Recorded data:
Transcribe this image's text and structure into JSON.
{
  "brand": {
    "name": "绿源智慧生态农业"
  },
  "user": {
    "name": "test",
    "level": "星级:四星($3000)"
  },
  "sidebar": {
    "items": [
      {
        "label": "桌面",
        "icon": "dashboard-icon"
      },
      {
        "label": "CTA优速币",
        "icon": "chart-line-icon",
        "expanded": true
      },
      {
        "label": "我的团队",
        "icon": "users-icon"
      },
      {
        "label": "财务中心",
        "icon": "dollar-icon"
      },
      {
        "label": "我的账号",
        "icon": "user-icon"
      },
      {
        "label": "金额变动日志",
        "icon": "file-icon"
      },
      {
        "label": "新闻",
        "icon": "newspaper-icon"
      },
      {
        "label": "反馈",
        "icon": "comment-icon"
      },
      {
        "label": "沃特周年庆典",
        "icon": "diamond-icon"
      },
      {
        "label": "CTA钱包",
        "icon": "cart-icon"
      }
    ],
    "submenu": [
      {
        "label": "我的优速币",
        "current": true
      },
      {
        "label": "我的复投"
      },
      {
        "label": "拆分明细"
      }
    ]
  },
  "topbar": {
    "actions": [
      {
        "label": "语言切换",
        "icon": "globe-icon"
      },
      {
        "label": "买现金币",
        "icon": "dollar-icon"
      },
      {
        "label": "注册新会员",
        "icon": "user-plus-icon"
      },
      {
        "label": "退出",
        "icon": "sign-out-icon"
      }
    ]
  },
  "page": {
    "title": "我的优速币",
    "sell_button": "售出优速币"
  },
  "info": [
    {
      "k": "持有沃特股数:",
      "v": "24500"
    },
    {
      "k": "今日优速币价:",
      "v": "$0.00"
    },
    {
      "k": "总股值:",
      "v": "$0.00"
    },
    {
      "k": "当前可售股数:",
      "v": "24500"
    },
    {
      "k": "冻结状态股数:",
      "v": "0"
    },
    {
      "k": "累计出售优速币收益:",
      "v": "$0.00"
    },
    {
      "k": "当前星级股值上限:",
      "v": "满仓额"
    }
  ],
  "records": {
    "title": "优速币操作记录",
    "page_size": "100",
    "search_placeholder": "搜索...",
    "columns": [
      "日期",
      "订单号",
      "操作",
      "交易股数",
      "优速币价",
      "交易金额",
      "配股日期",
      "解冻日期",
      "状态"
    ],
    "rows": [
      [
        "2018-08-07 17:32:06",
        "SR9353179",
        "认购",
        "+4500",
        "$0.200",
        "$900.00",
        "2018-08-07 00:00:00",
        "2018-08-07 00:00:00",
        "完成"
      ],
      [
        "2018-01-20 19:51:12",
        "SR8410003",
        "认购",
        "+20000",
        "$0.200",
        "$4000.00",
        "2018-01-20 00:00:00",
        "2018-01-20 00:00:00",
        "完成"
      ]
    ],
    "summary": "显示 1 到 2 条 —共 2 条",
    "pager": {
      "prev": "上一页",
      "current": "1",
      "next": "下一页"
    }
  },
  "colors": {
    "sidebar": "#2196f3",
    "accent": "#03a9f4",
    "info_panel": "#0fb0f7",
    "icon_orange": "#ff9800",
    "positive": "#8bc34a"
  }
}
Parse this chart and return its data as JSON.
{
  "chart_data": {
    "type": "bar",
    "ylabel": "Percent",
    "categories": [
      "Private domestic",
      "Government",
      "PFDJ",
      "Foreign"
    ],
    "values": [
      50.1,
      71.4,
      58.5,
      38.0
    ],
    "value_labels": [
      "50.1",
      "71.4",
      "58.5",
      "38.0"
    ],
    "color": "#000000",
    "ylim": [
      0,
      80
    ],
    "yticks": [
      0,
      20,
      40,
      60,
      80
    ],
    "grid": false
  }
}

Task prompt: Your task is to repeat the data exactly, with nothing left out.

Exercise solution:
Transcribe this image's text and structure into JSON.
{
  "brand": {
    "name": "绿源智慧生态农业"
  },
  "user": {
    "name": "test",
    "level": "星级:四星($3000)"
  },
  "sidebar": {
    "items": [
      {
        "label": "桌面",
        "icon": "dashboard-icon"
      },
      {
        "label": "CTA优速币",
        "icon": "chart-line-icon",
        "expanded": true
      },
      {
        "label": "我的团队",
        "icon": "users-icon"
      },
      {
        "label": "财务中心",
        "icon": "dollar-icon"
      },
      {
        "label": "我的账号",
        "icon": "user-icon"
      },
      {
        "label": "金额变动日志",
        "icon": "file-icon"
      },
      {
        "label": "新闻",
        "icon": "newspaper-icon"
      },
      {
        "label": "反馈",
        "icon": "comment-icon"
      },
      {
        "label": "沃特周年庆典",
        "icon": "diamond-icon"
      },
      {
        "label": "CTA钱包",
        "icon": "cart-icon"
      }
    ],
    "submenu": [
      {
        "label": "我的优速币",
        "current": true
      },
      {
        "label": "我的复投"
      },
      {
        "label": "拆分明细"
      }
    ]
  },
  "topbar": {
    "actions": [
      {
        "label": "语言切换",
        "icon": "globe-icon"
      },
      {
        "label": "买现金币",
        "icon": "dollar-icon"
      },
      {
        "label": "注册新会员",
        "icon": "user-plus-icon"
      },
      {
        "label": "退出",
        "icon": "sign-out-icon"
      }
    ]
  },
  "page": {
    "title": "我的优速币",
    "sell_button": "售出优速币"
  },
  "info": [
    {
      "k": "持有沃特股数:",
      "v": "24500"
    },
    {
      "k": "今日优速币价:",
      "v": "$0.00"
    },
    {
      "k": "总股值:",
      "v": "$0.00"
    },
    {
      "k": "当前可售股数:",
      "v": "24500"
    },
    {
      "k": "冻结状态股数:",
      "v": "0"
    },
    {
      "k": "累计出售优速币收益:",
      "v": "$0.00"
    },
    {
      "k": "当前星级股值上限:",
      "v": "满仓额"
    }
  ],
  "records": {
    "title": "优速币操作记录",
    "page_size": "100",
    "search_placeholder": "搜索...",
    "columns": [
      "日期",
      "订单号",
      "操作",
      "交易股数",
      "优速币价",
      "交易金额",
      "配股日期",
      "解冻日期",
      "状态"
    ],
    "rows": [
      [
        "2018-08-07 17:32:06",
        "SR9353179",
        "认购",
        "+4500",
        "$0.200",
        "$900.00",
        "2018-08-07 00:00:00",
        "2018-08-07 00:00:00",
        "完成"
      ],
      [
        "2018-01-20 19:51:12",
        "SR8410003",
        "认购",
        "+20000",
        "$0.200",
        "$4000.00",
        "2018-01-20 00:00:00",
        "2018-01-20 00:00:00",
        "完成"
      ]
    ],
    "summary": "显示 1 到 2 条 —共 2 条",
    "pager": {
      "prev": "上一页",
      "current": "1",
      "next": "下一页"
    }
  },
  "colors": {
    "sidebar": "#2196f3",
    "accent": "#03a9f4",
    "info_panel": "#0fb0f7",
    "icon_orange": "#ff9800",
    "positive": "#8bc34a"
  }
}
Parse this chart and return its data as JSON.
{
  "chart_data": {
    "type": "bar",
    "ylabel": "Percent",
    "categories": [
      "Private domestic",
      "Government",
      "PFDJ",
      "Foreign"
    ],
    "values": [
      50.1,
      71.4,
      58.5,
      38.0
    ],
    "value_labels": [
      "50.1",
      "71.4",
      "58.5",
      "38.0"
    ],
    "color": "#000000",
    "ylim": [
      0,
      80
    ],
    "yticks": [
      0,
      20,
      40,
      60,
      80
    ],
    "grid": false
  }
}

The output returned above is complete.